Record extracts:
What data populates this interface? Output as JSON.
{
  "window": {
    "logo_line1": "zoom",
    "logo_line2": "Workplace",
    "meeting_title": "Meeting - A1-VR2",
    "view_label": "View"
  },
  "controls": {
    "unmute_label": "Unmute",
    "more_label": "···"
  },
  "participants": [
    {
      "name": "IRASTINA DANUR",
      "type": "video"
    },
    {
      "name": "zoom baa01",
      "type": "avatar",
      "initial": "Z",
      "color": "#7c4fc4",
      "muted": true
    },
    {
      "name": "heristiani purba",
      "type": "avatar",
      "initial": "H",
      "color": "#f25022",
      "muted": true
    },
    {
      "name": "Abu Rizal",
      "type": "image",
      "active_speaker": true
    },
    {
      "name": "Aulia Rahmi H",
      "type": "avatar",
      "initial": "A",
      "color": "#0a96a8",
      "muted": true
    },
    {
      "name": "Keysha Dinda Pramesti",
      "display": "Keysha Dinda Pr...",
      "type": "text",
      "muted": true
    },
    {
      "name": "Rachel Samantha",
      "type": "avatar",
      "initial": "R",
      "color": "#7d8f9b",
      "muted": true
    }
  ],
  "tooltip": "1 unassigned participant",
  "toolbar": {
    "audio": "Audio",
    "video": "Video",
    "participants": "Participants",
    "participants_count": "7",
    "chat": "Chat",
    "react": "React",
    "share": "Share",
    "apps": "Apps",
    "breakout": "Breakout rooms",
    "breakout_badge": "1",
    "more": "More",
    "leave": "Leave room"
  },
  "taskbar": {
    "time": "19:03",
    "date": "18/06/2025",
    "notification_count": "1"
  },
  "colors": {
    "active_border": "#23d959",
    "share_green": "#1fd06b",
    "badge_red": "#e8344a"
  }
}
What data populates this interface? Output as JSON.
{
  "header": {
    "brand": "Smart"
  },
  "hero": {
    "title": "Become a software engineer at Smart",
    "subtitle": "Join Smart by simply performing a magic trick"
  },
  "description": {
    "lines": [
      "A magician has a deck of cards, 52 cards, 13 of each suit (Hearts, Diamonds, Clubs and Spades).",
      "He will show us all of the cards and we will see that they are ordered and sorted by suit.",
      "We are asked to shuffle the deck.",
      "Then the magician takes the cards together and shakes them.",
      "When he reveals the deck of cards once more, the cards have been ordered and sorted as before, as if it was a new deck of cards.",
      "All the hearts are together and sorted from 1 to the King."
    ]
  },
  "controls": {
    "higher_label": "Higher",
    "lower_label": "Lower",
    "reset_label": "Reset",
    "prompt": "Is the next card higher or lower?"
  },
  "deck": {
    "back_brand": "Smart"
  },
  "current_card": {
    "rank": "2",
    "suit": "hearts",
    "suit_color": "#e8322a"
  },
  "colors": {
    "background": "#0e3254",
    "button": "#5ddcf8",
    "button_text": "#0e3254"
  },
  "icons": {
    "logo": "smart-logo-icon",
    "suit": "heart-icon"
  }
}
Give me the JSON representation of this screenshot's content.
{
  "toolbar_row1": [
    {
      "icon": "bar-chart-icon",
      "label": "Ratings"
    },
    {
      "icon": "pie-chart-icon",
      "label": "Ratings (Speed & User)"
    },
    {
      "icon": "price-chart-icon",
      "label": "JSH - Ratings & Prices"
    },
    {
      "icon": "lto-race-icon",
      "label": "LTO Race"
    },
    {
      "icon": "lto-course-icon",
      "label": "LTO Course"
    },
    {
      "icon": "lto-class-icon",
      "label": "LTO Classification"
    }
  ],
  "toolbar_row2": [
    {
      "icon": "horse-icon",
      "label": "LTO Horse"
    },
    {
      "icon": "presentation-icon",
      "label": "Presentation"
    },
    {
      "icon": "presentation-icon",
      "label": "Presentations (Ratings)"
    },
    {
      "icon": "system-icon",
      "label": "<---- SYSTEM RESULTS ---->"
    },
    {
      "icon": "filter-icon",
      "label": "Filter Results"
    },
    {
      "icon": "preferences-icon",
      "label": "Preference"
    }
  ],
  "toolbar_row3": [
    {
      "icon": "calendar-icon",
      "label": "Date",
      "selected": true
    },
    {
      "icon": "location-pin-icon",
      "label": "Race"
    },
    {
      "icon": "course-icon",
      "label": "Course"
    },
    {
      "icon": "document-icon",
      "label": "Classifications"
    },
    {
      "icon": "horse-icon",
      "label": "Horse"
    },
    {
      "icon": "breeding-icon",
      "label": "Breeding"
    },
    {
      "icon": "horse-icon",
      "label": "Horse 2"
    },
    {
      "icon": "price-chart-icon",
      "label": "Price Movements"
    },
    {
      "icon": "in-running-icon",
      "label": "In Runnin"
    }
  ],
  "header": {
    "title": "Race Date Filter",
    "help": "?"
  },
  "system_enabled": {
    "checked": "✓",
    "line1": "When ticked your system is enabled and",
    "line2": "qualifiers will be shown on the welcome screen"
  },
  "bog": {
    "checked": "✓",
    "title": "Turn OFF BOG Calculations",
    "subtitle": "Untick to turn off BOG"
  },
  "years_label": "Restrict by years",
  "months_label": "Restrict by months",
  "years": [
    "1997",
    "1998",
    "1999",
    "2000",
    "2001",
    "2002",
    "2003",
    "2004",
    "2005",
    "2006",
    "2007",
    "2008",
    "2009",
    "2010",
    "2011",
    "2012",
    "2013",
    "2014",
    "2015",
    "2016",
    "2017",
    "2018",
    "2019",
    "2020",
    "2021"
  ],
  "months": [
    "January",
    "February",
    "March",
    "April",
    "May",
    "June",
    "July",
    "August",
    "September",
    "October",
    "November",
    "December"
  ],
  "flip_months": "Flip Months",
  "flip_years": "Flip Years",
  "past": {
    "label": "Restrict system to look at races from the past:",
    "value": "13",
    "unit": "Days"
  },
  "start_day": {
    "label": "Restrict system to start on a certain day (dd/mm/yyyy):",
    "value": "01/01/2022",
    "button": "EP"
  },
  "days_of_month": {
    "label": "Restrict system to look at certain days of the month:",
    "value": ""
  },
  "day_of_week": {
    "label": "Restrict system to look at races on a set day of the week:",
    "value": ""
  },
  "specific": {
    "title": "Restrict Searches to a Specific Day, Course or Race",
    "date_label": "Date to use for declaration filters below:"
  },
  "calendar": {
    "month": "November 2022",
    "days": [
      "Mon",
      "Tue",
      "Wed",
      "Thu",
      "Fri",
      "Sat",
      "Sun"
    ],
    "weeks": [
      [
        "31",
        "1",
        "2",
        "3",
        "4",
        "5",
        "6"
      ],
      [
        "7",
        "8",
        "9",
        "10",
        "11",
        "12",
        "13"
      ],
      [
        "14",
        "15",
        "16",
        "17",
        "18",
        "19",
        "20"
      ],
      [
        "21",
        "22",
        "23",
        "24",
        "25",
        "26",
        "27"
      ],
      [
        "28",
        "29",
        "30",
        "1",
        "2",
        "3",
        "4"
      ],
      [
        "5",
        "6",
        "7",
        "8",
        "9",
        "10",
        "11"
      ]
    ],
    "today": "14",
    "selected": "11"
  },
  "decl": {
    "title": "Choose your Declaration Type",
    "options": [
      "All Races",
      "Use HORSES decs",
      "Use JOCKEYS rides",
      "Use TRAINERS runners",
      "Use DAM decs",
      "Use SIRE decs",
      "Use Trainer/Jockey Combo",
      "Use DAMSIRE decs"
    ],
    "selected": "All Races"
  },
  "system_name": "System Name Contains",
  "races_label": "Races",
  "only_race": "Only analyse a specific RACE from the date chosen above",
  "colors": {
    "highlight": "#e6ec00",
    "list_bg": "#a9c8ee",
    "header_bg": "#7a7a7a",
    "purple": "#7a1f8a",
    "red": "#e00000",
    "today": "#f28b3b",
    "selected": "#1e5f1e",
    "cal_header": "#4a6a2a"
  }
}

What is asked:
Quote the material exactly, leaving nothing out.

Solution for this task:
What data populates this interface? Output as JSON.
{
  "window": {
    "logo_line1": "zoom",
    "logo_line2": "Workplace",
    "meeting_title": "Meeting - A1-VR2",
    "view_label": "View"
  },
  "controls": {
    "unmute_label": "Unmute",
    "more_label": "···"
  },
  "participants": [
    {
      "name": "IRASTINA DANUR",
      "type": "video"
    },
    {
      "name": "zoom baa01",
      "type": "avatar",
      "initial": "Z",
      "color": "#7c4fc4",
      "muted": true
    },
    {
      "name": "heristiani purba",
      "type": "avatar",
      "initial": "H",
      "color": "#f25022",
      "muted": true
    },
    {
      "name": "Abu Rizal",
      "type": "image",
      "active_speaker": true
    },
    {
      "name": "Aulia Rahmi H",
      "type": "avatar",
      "initial": "A",
      "color": "#0a96a8",
      "muted": true
    },
    {
      "name": "Keysha Dinda Pramesti",
      "display": "Keysha Dinda Pr...",
      "type": "text",
      "muted": true
    },
    {
      "name": "Rachel Samantha",
      "type": "avatar",
      "initial": "R",
      "color": "#7d8f9b",
      "muted": true
    }
  ],
  "tooltip": "1 unassigned participant",
  "toolbar": {
    "audio": "Audio",
    "video": "Video",
    "participants": "Participants",
    "participants_count": "7",
    "chat": "Chat",
    "react": "React",
    "share": "Share",
    "apps": "Apps",
    "breakout": "Breakout rooms",
    "breakout_badge": "1",
    "more": "More",
    "leave": "Leave room"
  },
  "taskbar": {
    "time": "19:03",
    "date": "18/06/2025",
    "notification_count": "1"
  },
  "colors": {
    "active_border": "#23d959",
    "share_green": "#1fd06b",
    "badge_red": "#e8344a"
  }
}
What data populates this interface? Output as JSON.
{
  "header": {
    "brand": "Smart"
  },
  "hero": {
    "title": "Become a software engineer at Smart",
    "subtitle": "Join Smart by simply performing a magic trick"
  },
  "description": {
    "lines": [
      "A magician has a deck of cards, 52 cards, 13 of each suit (Hearts, Diamonds, Clubs and Spades).",
      "He will show us all of the cards and we will see that they are ordered and sorted by suit.",
      "We are asked to shuffle the deck.",
      "Then the magician takes the cards together and shakes them.",
      "When he reveals the deck of cards once more, the cards have been ordered and sorted as before, as if it was a new deck of cards.",
      "All the hearts are together and sorted from 1 to the King."
    ]
  },
  "controls": {
    "higher_label": "Higher",
    "lower_label": "Lower",
    "reset_label": "Reset",
    "prompt": "Is the next card higher or lower?"
  },
  "deck": {
    "back_brand": "Smart"
  },
  "current_card": {
    "rank": "2",
    "suit": "hearts",
    "suit_color": "#e8322a"
  },
  "colors": {
    "background": "#0e3254",
    "button": "#5ddcf8",
    "button_text": "#0e3254"
  },
  "icons": {
    "logo": "smart-logo-icon",
    "suit": "heart-icon"
  }
}
Give me the JSON representation of this screenshot's content.
{
  "toolbar_row1": [
    {
      "icon": "bar-chart-icon",
      "label": "Ratings"
    },
    {
      "icon": "pie-chart-icon",
      "label": "Ratings (Speed & User)"
    },
    {
      "icon": "price-chart-icon",
      "label": "JSH - Ratings & Prices"
    },
    {
      "icon": "lto-race-icon",
      "label": "LTO Race"
    },
    {
      "icon": "lto-course-icon",
      "label": "LTO Course"
    },
    {
      "icon": "lto-class-icon",
      "label": "LTO Classification"
    }
  ],
  "toolbar_row2": [
    {
      "icon": "horse-icon",
      "label": "LTO Horse"
    },
    {
      "icon": "presentation-icon",
      "label": "Presentation"
    },
    {
      "icon": "presentation-icon",
      "label": "Presentations (Ratings)"
    },
    {
      "icon": "system-icon",
      "label": "<---- SYSTEM RESULTS ---->"
    },
    {
      "icon": "filter-icon",
      "label": "Filter Results"
    },
    {
      "icon": "preferences-icon",
      "label": "Preference"
    }
  ],
  "toolbar_row3": [
    {
      "icon": "calendar-icon",
      "label": "Date",
      "selected": true
    },
    {
      "icon": "location-pin-icon",
      "label": "Race"
    },
    {
      "icon": "course-icon",
      "label": "Course"
    },
    {
      "icon": "document-icon",
      "label": "Classifications"
    },
    {
      "icon": "horse-icon",
      "label": "Horse"
    },
    {
      "icon": "breeding-icon",
      "label": "Breeding"
    },
    {
      "icon": "horse-icon",
      "label": "Horse 2"
    },
    {
      "icon": "price-chart-icon",
      "label": "Price Movements"
    },
    {
      "icon": "in-running-icon",
      "label": "In Runnin"
    }
  ],
  "header": {
    "title": "Race Date Filter",
    "help": "?"
  },
  "system_enabled": {
    "checked": "✓",
    "line1": "When ticked your system is enabled and",
    "line2": "qualifiers will be shown on the welcome screen"
  },
  "bog": {
    "checked": "✓",
    "title": "Turn OFF BOG Calculations",
    "subtitle": "Untick to turn off BOG"
  },
  "years_label": "Restrict by years",
  "months_label": "Restrict by months",
  "years": [
    "1997",
    "1998",
    "1999",
    "2000",
    "2001",
    "2002",
    "2003",
    "2004",
    "2005",
    "2006",
    "2007",
    "2008",
    "2009",
    "2010",
    "2011",
    "2012",
    "2013",
    "2014",
    "2015",
    "2016",
    "2017",
    "2018",
    "2019",
    "2020",
    "2021"
  ],
  "months": [
    "January",
    "February",
    "March",
    "April",
    "May",
    "June",
    "July",
    "August",
    "September",
    "October",
    "November",
    "December"
  ],
  "flip_months": "Flip Months",
  "flip_years": "Flip Years",
  "past": {
    "label": "Restrict system to look at races from the past:",
    "value": "13",
    "unit": "Days"
  },
  "start_day": {
    "label": "Restrict system to start on a certain day (dd/mm/yyyy):",
    "value": "01/01/2022",
    "button": "EP"
  },
  "days_of_month": {
    "label": "Restrict system to look at certain days of the month:",
    "value": ""
  },
  "day_of_week": {
    "label": "Restrict system to look at races on a set day of the week:",
    "value": ""
  },
  "specific": {
    "title": "Restrict Searches to a Specific Day, Course or Race",
    "date_label": "Date to use for declaration filters below:"
  },
  "calendar": {
    "month": "November 2022",
    "days": [
      "Mon",
      "Tue",
      "Wed",
      "Thu",
      "Fri",
      "Sat",
      "Sun"
    ],
    "weeks": [
      [
        "31",
        "1",
        "2",
        "3",
        "4",
        "5",
        "6"
      ],
      [
        "7",
        "8",
        "9",
        "10",
        "11",
        "12",
        "13"
      ],
      [
        "14",
        "15",
        "16",
        "17",
        "18",
        "19",
        "20"
      ],
      [
        "21",
        "22",
        "23",
        "24",
        "25",
        "26",
        "27"
      ],
      [
        "28",
        "29",
        "30",
        "1",
        "2",
        "3",
        "4"
      ],
      [
        "5",
        "6",
        "7",
        "8",
        "9",
        "10",
        "11"
      ]
    ],
    "today": "14",
    "selected": "11"
  },
  "decl": {
    "title": "Choose your Declaration Type",
    "options": [
      "All Races",
      "Use HORSES decs",
      "Use JOCKEYS rides",
      "Use TRAINERS runners",
      "Use DAM decs",
      "Use SIRE decs",
      "Use Trainer/Jockey Combo",
      "Use DAMSIRE decs"
    ],
    "selected": "All Races"
  },
  "system_name": "System Name Contains",
  "races_label": "Races",
  "only_race": "Only analyse a specific RACE from the date chosen above",
  "colors": {
    "highlight": "#e6ec00",
    "list_bg": "#a9c8ee",
    "header_bg": "#7a7a7a",
    "purple": "#7a1f8a",
    "red": "#e00000",
    "today": "#f28b3b",
    "selected": "#1e5f1e",
    "cal_header": "#4a6a2a"
  }
}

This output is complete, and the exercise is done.